#### INSTRUCTION
Answer with a single number, the count of lines holding the word "median".

Source records
--- begin ---

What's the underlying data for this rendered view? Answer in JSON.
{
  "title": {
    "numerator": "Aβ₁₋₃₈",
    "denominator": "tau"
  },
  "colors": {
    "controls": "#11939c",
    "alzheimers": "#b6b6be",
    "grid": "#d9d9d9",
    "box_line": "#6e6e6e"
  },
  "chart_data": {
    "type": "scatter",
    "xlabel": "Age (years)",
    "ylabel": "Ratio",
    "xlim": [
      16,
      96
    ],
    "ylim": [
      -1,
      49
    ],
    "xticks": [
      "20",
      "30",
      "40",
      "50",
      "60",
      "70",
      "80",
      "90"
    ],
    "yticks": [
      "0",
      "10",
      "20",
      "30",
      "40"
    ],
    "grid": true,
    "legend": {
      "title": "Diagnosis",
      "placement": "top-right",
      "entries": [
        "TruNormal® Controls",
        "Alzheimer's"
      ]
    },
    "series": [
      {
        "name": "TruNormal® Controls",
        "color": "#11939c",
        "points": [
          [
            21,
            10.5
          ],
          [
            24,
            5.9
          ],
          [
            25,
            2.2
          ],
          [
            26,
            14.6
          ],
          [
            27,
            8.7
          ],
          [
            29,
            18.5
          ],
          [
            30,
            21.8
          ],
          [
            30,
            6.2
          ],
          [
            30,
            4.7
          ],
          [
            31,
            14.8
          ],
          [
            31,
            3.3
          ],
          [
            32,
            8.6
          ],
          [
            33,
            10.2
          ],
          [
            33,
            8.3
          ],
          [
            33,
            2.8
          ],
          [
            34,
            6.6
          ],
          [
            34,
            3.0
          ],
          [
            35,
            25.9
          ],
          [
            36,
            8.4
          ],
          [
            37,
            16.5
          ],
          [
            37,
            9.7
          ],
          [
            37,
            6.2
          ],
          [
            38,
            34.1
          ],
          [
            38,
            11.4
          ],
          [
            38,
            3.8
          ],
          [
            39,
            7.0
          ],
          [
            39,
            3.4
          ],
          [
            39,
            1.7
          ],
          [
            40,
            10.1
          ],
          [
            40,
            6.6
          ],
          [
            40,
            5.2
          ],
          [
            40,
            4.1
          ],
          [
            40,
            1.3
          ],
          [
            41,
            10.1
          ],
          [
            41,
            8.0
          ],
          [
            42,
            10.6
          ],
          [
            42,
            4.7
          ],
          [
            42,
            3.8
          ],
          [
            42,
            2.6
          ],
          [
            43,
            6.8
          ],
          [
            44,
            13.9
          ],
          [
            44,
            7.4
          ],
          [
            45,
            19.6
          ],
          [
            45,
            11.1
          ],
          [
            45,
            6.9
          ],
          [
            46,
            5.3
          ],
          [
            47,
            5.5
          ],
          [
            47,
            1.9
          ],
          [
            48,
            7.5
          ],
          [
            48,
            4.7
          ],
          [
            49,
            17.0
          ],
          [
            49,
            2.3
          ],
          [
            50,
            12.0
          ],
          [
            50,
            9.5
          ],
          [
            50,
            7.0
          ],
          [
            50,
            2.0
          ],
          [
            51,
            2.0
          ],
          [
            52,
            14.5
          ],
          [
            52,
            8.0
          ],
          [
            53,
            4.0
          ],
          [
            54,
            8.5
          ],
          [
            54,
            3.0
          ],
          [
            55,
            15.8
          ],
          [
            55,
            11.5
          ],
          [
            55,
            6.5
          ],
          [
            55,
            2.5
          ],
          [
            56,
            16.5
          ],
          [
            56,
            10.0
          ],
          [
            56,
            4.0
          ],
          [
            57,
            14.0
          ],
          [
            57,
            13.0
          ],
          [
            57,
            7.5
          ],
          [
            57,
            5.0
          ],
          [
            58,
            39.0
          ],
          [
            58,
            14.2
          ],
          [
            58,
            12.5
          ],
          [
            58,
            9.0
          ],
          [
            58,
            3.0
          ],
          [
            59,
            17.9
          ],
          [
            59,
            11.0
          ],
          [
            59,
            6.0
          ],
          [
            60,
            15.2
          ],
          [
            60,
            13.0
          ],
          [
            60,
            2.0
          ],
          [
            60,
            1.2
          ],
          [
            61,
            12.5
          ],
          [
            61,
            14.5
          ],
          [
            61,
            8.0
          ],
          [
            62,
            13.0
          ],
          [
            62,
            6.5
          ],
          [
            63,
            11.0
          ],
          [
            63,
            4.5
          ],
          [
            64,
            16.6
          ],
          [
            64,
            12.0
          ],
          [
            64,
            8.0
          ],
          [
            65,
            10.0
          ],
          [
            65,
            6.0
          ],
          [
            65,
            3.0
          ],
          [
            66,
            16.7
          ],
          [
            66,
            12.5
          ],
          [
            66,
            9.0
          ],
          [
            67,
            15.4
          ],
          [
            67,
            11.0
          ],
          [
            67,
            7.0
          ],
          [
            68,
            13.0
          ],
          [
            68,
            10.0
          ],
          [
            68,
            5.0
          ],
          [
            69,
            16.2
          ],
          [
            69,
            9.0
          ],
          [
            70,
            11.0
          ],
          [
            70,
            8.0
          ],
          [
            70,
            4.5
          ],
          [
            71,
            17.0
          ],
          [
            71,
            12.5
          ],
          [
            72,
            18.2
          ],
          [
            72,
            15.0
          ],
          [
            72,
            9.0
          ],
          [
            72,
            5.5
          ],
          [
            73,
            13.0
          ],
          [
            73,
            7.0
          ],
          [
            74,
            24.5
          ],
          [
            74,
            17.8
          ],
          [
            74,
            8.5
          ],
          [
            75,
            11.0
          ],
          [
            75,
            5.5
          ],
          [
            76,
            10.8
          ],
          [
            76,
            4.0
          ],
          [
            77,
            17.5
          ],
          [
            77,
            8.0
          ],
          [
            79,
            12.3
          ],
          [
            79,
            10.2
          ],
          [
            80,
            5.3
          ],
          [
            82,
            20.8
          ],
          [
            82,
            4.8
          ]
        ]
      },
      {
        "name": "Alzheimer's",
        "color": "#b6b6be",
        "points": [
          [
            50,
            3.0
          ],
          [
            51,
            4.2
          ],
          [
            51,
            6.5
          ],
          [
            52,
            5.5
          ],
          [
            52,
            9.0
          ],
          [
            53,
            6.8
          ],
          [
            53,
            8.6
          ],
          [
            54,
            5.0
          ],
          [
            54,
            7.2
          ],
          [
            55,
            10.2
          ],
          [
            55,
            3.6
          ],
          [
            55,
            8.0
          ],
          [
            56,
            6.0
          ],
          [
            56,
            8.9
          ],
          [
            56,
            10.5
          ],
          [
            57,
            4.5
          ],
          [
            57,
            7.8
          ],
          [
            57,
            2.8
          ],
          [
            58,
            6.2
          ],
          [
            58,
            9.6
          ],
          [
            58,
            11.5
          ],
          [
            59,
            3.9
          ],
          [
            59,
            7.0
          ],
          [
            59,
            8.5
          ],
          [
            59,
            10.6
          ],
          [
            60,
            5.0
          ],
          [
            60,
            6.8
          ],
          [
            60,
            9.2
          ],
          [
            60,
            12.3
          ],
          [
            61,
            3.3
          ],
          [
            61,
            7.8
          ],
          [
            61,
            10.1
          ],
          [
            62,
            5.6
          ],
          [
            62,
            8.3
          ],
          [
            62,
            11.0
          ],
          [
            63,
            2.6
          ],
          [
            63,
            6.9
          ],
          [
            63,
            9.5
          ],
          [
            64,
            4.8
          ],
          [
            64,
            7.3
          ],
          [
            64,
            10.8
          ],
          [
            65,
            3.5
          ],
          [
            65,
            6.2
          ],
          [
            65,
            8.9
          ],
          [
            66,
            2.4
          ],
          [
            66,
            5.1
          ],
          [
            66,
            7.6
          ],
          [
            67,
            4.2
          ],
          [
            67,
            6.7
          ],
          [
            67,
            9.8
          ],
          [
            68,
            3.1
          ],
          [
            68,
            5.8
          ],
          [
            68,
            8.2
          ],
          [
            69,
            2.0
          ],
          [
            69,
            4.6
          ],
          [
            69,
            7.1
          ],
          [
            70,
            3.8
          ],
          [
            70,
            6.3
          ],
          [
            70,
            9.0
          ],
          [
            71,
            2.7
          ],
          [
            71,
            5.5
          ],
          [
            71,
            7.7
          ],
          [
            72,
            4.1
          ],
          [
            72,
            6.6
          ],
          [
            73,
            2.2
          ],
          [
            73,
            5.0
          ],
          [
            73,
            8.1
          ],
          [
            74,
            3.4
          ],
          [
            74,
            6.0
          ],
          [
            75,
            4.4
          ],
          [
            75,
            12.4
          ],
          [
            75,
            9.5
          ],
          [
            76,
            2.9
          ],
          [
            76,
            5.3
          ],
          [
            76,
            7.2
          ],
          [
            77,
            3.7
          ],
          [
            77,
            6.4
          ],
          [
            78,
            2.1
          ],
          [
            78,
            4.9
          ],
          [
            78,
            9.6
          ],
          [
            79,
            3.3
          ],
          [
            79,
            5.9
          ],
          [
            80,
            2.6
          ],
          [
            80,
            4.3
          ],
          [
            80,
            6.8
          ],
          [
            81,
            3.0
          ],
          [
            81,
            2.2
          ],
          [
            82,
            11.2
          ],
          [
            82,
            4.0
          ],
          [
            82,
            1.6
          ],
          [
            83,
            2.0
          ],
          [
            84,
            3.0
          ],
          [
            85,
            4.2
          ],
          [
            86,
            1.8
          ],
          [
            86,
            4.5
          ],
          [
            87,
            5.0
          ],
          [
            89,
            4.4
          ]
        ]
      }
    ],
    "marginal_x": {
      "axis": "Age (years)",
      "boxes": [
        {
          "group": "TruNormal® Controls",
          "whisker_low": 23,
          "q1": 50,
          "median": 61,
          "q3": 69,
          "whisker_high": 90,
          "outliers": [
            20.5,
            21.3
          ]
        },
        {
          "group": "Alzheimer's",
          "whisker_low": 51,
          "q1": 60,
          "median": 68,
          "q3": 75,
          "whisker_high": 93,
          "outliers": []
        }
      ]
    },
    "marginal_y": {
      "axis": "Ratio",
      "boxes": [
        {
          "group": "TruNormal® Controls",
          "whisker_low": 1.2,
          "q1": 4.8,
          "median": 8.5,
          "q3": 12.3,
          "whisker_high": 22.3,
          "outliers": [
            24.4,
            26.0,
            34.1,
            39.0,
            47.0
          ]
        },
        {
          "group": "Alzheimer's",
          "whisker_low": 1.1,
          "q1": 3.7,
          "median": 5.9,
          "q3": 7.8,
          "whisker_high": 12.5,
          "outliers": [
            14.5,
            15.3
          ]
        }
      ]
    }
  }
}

--- end ---

#### REPLY
4